WRITTEN TASK:
The records are to be restated in their entirety, word for word.

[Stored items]
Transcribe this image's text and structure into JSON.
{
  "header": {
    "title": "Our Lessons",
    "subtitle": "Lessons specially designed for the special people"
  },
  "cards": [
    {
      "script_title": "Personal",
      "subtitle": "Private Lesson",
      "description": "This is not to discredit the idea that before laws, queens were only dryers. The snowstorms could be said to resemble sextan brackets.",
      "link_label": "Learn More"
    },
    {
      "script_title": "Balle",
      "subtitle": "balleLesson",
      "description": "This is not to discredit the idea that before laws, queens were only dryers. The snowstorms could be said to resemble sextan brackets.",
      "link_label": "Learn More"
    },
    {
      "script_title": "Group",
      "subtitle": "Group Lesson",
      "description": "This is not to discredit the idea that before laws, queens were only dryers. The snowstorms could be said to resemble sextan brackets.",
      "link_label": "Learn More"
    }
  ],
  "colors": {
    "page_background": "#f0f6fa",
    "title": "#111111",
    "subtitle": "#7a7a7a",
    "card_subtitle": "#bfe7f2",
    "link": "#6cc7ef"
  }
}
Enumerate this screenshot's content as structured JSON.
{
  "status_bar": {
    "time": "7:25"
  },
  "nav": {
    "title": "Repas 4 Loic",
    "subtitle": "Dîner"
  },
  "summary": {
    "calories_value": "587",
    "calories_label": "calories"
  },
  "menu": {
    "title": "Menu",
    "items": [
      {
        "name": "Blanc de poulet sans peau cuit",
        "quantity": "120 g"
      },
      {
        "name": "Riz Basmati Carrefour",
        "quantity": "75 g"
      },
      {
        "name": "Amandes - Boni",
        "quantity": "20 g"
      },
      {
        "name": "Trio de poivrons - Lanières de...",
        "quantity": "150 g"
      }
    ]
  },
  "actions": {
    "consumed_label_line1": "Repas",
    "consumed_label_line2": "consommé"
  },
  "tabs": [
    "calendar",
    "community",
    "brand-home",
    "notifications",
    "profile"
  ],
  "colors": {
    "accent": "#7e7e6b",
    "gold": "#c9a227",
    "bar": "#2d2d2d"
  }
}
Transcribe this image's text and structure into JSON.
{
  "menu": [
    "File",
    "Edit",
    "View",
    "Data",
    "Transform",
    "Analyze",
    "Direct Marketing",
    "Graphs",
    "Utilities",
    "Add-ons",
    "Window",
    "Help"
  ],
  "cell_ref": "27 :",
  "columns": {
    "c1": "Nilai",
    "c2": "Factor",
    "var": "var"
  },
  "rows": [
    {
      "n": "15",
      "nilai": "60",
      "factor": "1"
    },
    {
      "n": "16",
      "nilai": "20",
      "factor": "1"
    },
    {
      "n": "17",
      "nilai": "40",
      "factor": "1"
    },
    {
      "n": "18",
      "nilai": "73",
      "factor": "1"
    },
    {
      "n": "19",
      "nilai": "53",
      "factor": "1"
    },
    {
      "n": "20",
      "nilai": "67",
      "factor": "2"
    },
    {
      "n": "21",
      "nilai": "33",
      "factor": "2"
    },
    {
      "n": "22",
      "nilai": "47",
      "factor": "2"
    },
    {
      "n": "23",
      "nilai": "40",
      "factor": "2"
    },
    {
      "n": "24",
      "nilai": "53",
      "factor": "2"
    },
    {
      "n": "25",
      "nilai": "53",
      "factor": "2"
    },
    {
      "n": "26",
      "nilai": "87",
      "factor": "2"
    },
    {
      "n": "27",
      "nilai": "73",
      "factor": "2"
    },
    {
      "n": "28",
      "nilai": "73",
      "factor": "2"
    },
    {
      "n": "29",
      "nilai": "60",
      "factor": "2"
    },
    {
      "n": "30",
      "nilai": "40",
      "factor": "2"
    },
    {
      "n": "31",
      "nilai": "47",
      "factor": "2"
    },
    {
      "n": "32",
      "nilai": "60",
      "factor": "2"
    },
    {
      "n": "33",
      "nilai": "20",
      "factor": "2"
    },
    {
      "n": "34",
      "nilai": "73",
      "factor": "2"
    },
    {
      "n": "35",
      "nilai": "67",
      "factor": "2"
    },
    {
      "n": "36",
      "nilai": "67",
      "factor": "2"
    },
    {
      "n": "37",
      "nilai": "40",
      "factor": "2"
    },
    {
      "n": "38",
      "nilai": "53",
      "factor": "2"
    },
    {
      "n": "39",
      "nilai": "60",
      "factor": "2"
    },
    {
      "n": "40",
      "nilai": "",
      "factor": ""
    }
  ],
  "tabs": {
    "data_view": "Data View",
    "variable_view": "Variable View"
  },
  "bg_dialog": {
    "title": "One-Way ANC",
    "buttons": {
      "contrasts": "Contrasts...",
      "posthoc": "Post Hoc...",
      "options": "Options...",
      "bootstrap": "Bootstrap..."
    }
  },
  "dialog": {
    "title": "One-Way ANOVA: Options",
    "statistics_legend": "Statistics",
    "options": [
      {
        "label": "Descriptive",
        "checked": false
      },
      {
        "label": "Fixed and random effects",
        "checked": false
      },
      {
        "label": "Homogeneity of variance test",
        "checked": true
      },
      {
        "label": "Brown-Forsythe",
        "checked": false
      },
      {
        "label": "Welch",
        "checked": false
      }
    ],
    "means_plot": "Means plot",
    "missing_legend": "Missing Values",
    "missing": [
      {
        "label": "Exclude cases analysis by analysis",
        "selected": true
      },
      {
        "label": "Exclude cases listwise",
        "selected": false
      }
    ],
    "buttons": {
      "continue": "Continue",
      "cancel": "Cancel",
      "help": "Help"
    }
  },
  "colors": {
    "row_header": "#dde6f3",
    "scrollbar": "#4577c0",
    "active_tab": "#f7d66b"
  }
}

CORRECT RESPONSE:
Transcribe this image's text and structure into JSON.
{
  "header": {
    "title": "Our Lessons",
    "subtitle": "Lessons specially designed for the special people"
  },
  "cards": [
    {
      "script_title": "Personal",
      "subtitle": "Private Lesson",
      "description": "This is not to discredit the idea that before laws, queens were only dryers. The snowstorms could be said to resemble sextan brackets.",
      "link_label": "Learn More"
    },
    {
      "script_title": "Balle",
      "subtitle": "balleLesson",
      "description": "This is not to discredit the idea that before laws, queens were only dryers. The snowstorms could be said to resemble sextan brackets.",
      "link_label": "Learn More"
    },
    {
      "script_title": "Group",
      "subtitle": "Group Lesson",
      "description": "This is not to discredit the idea that before laws, queens were only dryers. The snowstorms could be said to resemble sextan brackets.",
      "link_label": "Learn More"
    }
  ],
  "colors": {
    "page_background": "#f0f6fa",
    "title": "#111111",
    "subtitle": "#7a7a7a",
    "card_subtitle": "#bfe7f2",
    "link": "#6cc7ef"
  }
}
Enumerate this screenshot's content as structured JSON.
{
  "status_bar": {
    "time": "7:25"
  },
  "nav": {
    "title": "Repas 4 Loic",
    "subtitle": "Dîner"
  },
  "summary": {
    "calories_value": "587",
    "calories_label": "calories"
  },
  "menu": {
    "title": "Menu",
    "items": [
      {
        "name": "Blanc de poulet sans peau cuit",
        "quantity": "120 g"
      },
      {
        "name": "Riz Basmati Carrefour",
        "quantity": "75 g"
      },
      {
        "name": "Amandes - Boni",
        "quantity": "20 g"
      },
      {
        "name": "Trio de poivrons - Lanières de...",
        "quantity": "150 g"
      }
    ]
  },
  "actions": {
    "consumed_label_line1": "Repas",
    "consumed_label_line2": "consommé"
  },
  "tabs": [
    "calendar",
    "community",
    "brand-home",
    "notifications",
    "profile"
  ],
  "colors": {
    "accent": "#7e7e6b",
    "gold": "#c9a227",
    "bar": "#2d2d2d"
  }
}
Transcribe this image's text and structure into JSON.
{
  "menu": [
    "File",
    "Edit",
    "View",
    "Data",
    "Transform",
    "Analyze",
    "Direct Marketing",
    "Graphs",
    "Utilities",
    "Add-ons",
    "Window",
    "Help"
  ],
  "cell_ref": "27 :",
  "columns": {
    "c1": "Nilai",
    "c2": "Factor",
    "var": "var"
  },
  "rows": [
    {
      "n": "15",
      "nilai": "60",
      "factor": "1"
    },
    {
      "n": "16",
      "nilai": "20",
      "factor": "1"
    },
    {
      "n": "17",
      "nilai": "40",
      "factor": "1"
    },
    {
      "n": "18",
      "nilai": "73",
      "factor": "1"
    },
    {
      "n": "19",
      "nilai": "53",
      "factor": "1"
    },
    {
      "n": "20",
      "nilai": "67",
      "factor": "2"
    },
    {
      "n": "21",
      "nilai": "33",
      "factor": "2"
    },
    {
      "n": "22",
      "nilai": "47",
      "factor": "2"
    },
    {
      "n": "23",
      "nilai": "40",
      "factor": "2"
    },
    {
      "n": "24",
      "nilai": "53",
      "factor": "2"
    },
    {
      "n": "25",
      "nilai": "53",
      "factor": "2"
    },
    {
      "n": "26",
      "nilai": "87",
      "factor": "2"
    },
    {
      "n": "27",
      "nilai": "73",
      "factor": "2"
    },
    {
      "n": "28",
      "nilai": "73",
      "factor": "2"
    },
    {
      "n": "29",
      "nilai": "60",
      "factor": "2"
    },
    {
      "n": "30",
      "nilai": "40",
      "factor": "2"
    },
    {
      "n": "31",
      "nilai": "47",
      "factor": "2"
    },
    {
      "n": "32",
      "nilai": "60",
      "factor": "2"
    },
    {
      "n": "33",
      "nilai": "20",
      "factor": "2"
    },
    {
      "n": "34",
      "nilai": "73",
      "factor": "2"
    },
    {
      "n": "35",
      "nilai": "67",
      "factor": "2"
    },
    {
      "n": "36",
      "nilai": "67",
      "factor": "2"
    },
    {
      "n": "37",
      "nilai": "40",
      "factor": "2"
    },
    {
      "n": "38",
      "nilai": "53",
      "factor": "2"
    },
    {
      "n": "39",
      "nilai": "60",
      "factor": "2"
    },
    {
      "n": "40",
      "nilai": "",
      "factor": ""
    }
  ],
  "tabs": {
    "data_view": "Data View",
    "variable_view": "Variable View"
  },
  "bg_dialog": {
    "title": "One-Way ANC",
    "buttons": {
      "contrasts": "Contrasts...",
      "posthoc": "Post Hoc...",
      "options": "Options...",
      "bootstrap": "Bootstrap..."
    }
  },
  "dialog": {
    "title": "One-Way ANOVA: Options",
    "statistics_legend": "Statistics",
    "options": [
      {
        "label": "Descriptive",
        "checked": false
      },
      {
        "label": "Fixed and random effects",
        "checked": false
      },
      {
        "label": "Homogeneity of variance test",
        "checked": true
      },
      {
        "label": "Brown-Forsythe",
        "checked": false
      },
      {
        "label": "Welch",
        "checked": false
      }
    ],
    "means_plot": "Means plot",
    "missing_legend": "Missing Values",
    "missing": [
      {
        "label": "Exclude cases analysis by analysis",
        "selected": true
      },
      {
        "label": "Exclude cases listwise",
        "selected": false
      }
    ],
    "buttons": {
      "continue": "Continue",
      "cancel": "Cancel",
      "help": "Help"
    }
  },
  "colors": {
    "row_header": "#dde6f3",
    "scrollbar": "#4577c0",
    "active_tab": "#f7d66b"
  }
}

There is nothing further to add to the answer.